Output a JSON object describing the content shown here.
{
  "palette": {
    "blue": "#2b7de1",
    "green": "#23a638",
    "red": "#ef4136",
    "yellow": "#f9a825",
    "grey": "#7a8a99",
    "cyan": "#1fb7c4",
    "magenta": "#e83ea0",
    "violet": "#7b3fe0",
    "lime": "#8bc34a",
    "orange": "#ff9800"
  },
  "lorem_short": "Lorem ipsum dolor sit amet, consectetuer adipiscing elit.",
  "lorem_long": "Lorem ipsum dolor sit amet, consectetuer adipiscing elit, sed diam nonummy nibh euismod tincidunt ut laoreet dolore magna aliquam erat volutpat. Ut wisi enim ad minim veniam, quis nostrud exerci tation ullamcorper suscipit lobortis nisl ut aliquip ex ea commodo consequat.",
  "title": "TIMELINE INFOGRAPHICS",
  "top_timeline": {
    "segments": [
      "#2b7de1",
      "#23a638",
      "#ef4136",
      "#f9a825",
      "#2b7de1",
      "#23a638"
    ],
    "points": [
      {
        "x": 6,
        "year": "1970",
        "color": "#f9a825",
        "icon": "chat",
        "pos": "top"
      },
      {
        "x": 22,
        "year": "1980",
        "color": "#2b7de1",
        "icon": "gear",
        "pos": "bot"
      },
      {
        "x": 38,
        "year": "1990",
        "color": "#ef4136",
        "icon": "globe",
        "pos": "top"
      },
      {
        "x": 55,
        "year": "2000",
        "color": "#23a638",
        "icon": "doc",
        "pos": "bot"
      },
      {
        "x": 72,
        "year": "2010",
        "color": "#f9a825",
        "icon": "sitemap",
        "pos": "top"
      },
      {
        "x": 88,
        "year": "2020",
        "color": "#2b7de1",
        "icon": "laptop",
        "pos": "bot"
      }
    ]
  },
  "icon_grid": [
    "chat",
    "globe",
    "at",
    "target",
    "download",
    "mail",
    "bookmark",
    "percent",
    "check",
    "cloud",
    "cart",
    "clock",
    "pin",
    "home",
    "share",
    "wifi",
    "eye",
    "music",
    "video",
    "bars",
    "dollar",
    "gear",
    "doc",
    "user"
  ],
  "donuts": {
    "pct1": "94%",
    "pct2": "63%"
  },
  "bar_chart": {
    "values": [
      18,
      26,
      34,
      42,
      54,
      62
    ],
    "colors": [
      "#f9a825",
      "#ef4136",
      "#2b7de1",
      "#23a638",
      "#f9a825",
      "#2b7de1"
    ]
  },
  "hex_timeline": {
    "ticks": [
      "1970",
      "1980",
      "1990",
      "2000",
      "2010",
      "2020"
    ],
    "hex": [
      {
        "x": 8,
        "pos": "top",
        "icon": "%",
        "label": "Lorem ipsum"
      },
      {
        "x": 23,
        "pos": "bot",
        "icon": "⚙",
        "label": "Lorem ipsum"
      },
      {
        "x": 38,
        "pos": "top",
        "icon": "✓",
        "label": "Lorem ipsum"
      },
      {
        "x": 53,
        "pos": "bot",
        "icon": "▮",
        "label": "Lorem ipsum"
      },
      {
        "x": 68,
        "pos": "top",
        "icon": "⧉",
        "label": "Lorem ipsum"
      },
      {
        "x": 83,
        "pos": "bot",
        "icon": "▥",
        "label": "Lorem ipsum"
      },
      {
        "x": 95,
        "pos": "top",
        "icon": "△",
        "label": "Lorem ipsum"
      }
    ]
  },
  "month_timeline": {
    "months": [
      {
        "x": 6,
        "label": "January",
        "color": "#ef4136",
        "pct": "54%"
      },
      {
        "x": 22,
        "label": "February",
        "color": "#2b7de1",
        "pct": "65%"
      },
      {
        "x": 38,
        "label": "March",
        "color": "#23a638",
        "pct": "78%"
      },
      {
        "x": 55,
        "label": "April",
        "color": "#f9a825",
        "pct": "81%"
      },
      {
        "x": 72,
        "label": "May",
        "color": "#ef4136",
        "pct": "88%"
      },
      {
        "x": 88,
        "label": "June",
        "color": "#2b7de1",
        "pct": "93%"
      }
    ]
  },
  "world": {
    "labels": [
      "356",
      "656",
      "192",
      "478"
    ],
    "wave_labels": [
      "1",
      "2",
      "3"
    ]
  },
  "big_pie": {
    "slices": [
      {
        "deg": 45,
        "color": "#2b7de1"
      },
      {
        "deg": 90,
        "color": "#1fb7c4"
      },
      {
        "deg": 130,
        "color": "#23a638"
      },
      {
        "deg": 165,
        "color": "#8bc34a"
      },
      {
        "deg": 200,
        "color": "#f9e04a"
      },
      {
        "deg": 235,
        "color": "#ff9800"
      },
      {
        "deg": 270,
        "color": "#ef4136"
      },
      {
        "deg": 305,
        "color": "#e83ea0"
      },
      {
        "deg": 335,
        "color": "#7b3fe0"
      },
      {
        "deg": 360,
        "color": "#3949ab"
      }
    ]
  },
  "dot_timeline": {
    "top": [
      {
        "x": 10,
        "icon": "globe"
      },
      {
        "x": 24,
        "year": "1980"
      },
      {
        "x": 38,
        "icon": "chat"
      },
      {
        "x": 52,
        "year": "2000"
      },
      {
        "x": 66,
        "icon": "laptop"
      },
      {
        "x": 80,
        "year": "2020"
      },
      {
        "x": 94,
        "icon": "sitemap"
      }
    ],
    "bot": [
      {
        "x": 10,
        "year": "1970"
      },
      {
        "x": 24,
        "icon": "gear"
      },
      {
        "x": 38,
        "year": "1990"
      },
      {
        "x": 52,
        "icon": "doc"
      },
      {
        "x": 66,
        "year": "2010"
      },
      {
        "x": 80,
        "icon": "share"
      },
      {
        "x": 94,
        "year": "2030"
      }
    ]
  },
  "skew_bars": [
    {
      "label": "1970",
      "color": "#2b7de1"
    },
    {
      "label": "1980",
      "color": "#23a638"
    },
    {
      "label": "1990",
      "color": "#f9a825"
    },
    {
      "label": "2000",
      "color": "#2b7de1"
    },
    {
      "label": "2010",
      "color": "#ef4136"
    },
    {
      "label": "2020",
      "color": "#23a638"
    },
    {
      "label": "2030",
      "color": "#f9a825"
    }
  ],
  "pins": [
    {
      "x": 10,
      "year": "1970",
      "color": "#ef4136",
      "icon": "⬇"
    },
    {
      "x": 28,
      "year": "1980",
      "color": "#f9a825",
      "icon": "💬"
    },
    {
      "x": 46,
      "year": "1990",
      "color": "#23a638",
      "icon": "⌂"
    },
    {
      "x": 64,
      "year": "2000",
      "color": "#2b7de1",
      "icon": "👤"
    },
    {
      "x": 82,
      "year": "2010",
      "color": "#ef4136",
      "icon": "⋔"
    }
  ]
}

Task goal =>
Each record should come back exactly as written.

Expected output =>
Output a JSON object describing the content shown here.
{
  "palette": {
    "blue": "#2b7de1",
    "green": "#23a638",
    "red": "#ef4136",
    "yellow": "#f9a825",
    "grey": "#7a8a99",
    "cyan": "#1fb7c4",
    "magenta": "#e83ea0",
    "violet": "#7b3fe0",
    "lime": "#8bc34a",
    "orange": "#ff9800"
  },
  "lorem_short": "Lorem ipsum dolor sit amet, consectetuer adipiscing elit.",
  "lorem_long": "Lorem ipsum dolor sit amet, consectetuer adipiscing elit, sed diam nonummy nibh euismod tincidunt ut laoreet dolore magna aliquam erat volutpat. Ut wisi enim ad minim veniam, quis nostrud exerci tation ullamcorper suscipit lobortis nisl ut aliquip ex ea commodo consequat.",
  "title": "TIMELINE INFOGRAPHICS",
  "top_timeline": {
    "segments": [
      "#2b7de1",
      "#23a638",
      "#ef4136",
      "#f9a825",
      "#2b7de1",
      "#23a638"
    ],
    "points": [
      {
        "x": 6,
        "year": "1970",
        "color": "#f9a825",
        "icon": "chat",
        "pos": "top"
      },
      {
        "x": 22,
        "year": "1980",
        "color": "#2b7de1",
        "icon": "gear",
        "pos": "bot"
      },
      {
        "x": 38,
        "year": "1990",
        "color": "#ef4136",
        "icon": "globe",
        "pos": "top"
      },
      {
        "x": 55,
        "year": "2000",
        "color": "#23a638",
        "icon": "doc",
        "pos": "bot"
      },
      {
        "x": 72,
        "year": "2010",
        "color": "#f9a825",
        "icon": "sitemap",
        "pos": "top"
      },
      {
        "x": 88,
        "year": "2020",
        "color": "#2b7de1",
        "icon": "laptop",
        "pos": "bot"
      }
    ]
  },
  "icon_grid": [
    "chat",
    "globe",
    "at",
    "target",
    "download",
    "mail",
    "bookmark",
    "percent",
    "check",
    "cloud",
    "cart",
    "clock",
    "pin",
    "home",
    "share",
    "wifi",
    "eye",
    "music",
    "video",
    "bars",
    "dollar",
    "gear",
    "doc",
    "user"
  ],
  "donuts": {
    "pct1": "94%",
    "pct2": "63%"
  },
  "bar_chart": {
    "values": [
      18,
      26,
      34,
      42,
      54,
      62
    ],
    "colors": [
      "#f9a825",
      "#ef4136",
      "#2b7de1",
      "#23a638",
      "#f9a825",
      "#2b7de1"
    ]
  },
  "hex_timeline": {
    "ticks": [
      "1970",
      "1980",
      "1990",
      "2000",
      "2010",
      "2020"
    ],
    "hex": [
      {
        "x": 8,
        "pos": "top",
        "icon": "%",
        "label": "Lorem ipsum"
      },
      {
        "x": 23,
        "pos": "bot",
        "icon": "⚙",
        "label": "Lorem ipsum"
      },
      {
        "x": 38,
        "pos": "top",
        "icon": "✓",
        "label": "Lorem ipsum"
      },
      {
        "x": 53,
        "pos": "bot",
        "icon": "▮",
        "label": "Lorem ipsum"
      },
      {
        "x": 68,
        "pos": "top",
        "icon": "⧉",
        "label": "Lorem ipsum"
      },
      {
        "x": 83,
        "pos": "bot",
        "icon": "▥",
        "label": "Lorem ipsum"
      },
      {
        "x": 95,
        "pos": "top",
        "icon": "△",
        "label": "Lorem ipsum"
      }
    ]
  },
  "month_timeline": {
    "months": [
      {
        "x": 6,
        "label": "January",
        "color": "#ef4136",
        "pct": "54%"
      },
      {
        "x": 22,
        "label": "February",
        "color": "#2b7de1",
        "pct": "65%"
      },
      {
        "x": 38,
        "label": "March",
        "color": "#23a638",
        "pct": "78%"
      },
      {
        "x": 55,
        "label": "April",
        "color": "#f9a825",
        "pct": "81%"
      },
      {
        "x": 72,
        "label": "May",
        "color": "#ef4136",
        "pct": "88%"
      },
      {
        "x": 88,
        "label": "June",
        "color": "#2b7de1",
        "pct": "93%"
      }
    ]
  },
  "world": {
    "labels": [
      "356",
      "656",
      "192",
      "478"
    ],
    "wave_labels": [
      "1",
      "2",
      "3"
    ]
  },
  "big_pie": {
    "slices": [
      {
        "deg": 45,
        "color": "#2b7de1"
      },
      {
        "deg": 90,
        "color": "#1fb7c4"
      },
      {
        "deg": 130,
        "color": "#23a638"
      },
      {
        "deg": 165,
        "color": "#8bc34a"
      },
      {
        "deg": 200,
        "color": "#f9e04a"
      },
      {
        "deg": 235,
        "color": "#ff9800"
      },
      {
        "deg": 270,
        "color": "#ef4136"
      },
      {
        "deg": 305,
        "color": "#e83ea0"
      },
      {
        "deg": 335,
        "color": "#7b3fe0"
      },
      {
        "deg": 360,
        "color": "#3949ab"
      }
    ]
  },
  "dot_timeline": {
    "top": [
      {
        "x": 10,
        "icon": "globe"
      },
      {
        "x": 24,
        "year": "1980"
      },
      {
        "x": 38,
        "icon": "chat"
      },
      {
        "x": 52,
        "year": "2000"
      },
      {
        "x": 66,
        "icon": "laptop"
      },
      {
        "x": 80,
        "year": "2020"
      },
      {
        "x": 94,
        "icon": "sitemap"
      }
    ],
    "bot": [
      {
        "x": 10,
        "year": "1970"
      },
      {
        "x": 24,
        "icon": "gear"
      },
      {
        "x": 38,
        "year": "1990"
      },
      {
        "x": 52,
        "icon": "doc"
      },
      {
        "x": 66,
        "year": "2010"
      },
      {
        "x": 80,
        "icon": "share"
      },
      {
        "x": 94,
        "year": "2030"
      }
    ]
  },
  "skew_bars": [
    {
      "label": "1970",
      "color": "#2b7de1"
    },
    {
      "label": "1980",
      "color": "#23a638"
    },
    {
      "label": "1990",
      "color": "#f9a825"
    },
    {
      "label": "2000",
      "color": "#2b7de1"
    },
    {
      "label": "2010",
      "color": "#ef4136"
    },
    {
      "label": "2020",
      "color": "#23a638"
    },
    {
      "label": "2030",
      "color": "#f9a825"
    }
  ],
  "pins": [
    {
      "x": 10,
      "year": "1970",
      "color": "#ef4136",
      "icon": "⬇"
    },
    {
      "x": 28,
      "year": "1980",
      "color": "#f9a825",
      "icon": "💬"
    },
    {
      "x": 46,
      "year": "1990",
      "color": "#23a638",
      "icon": "⌂"
    },
    {
      "x": 64,
      "year": "2000",
      "color": "#2b7de1",
      "icon": "👤"
    },
    {
      "x": 82,
      "year": "2010",
      "color": "#ef4136",
      "icon": "⋔"
    }
  ]
}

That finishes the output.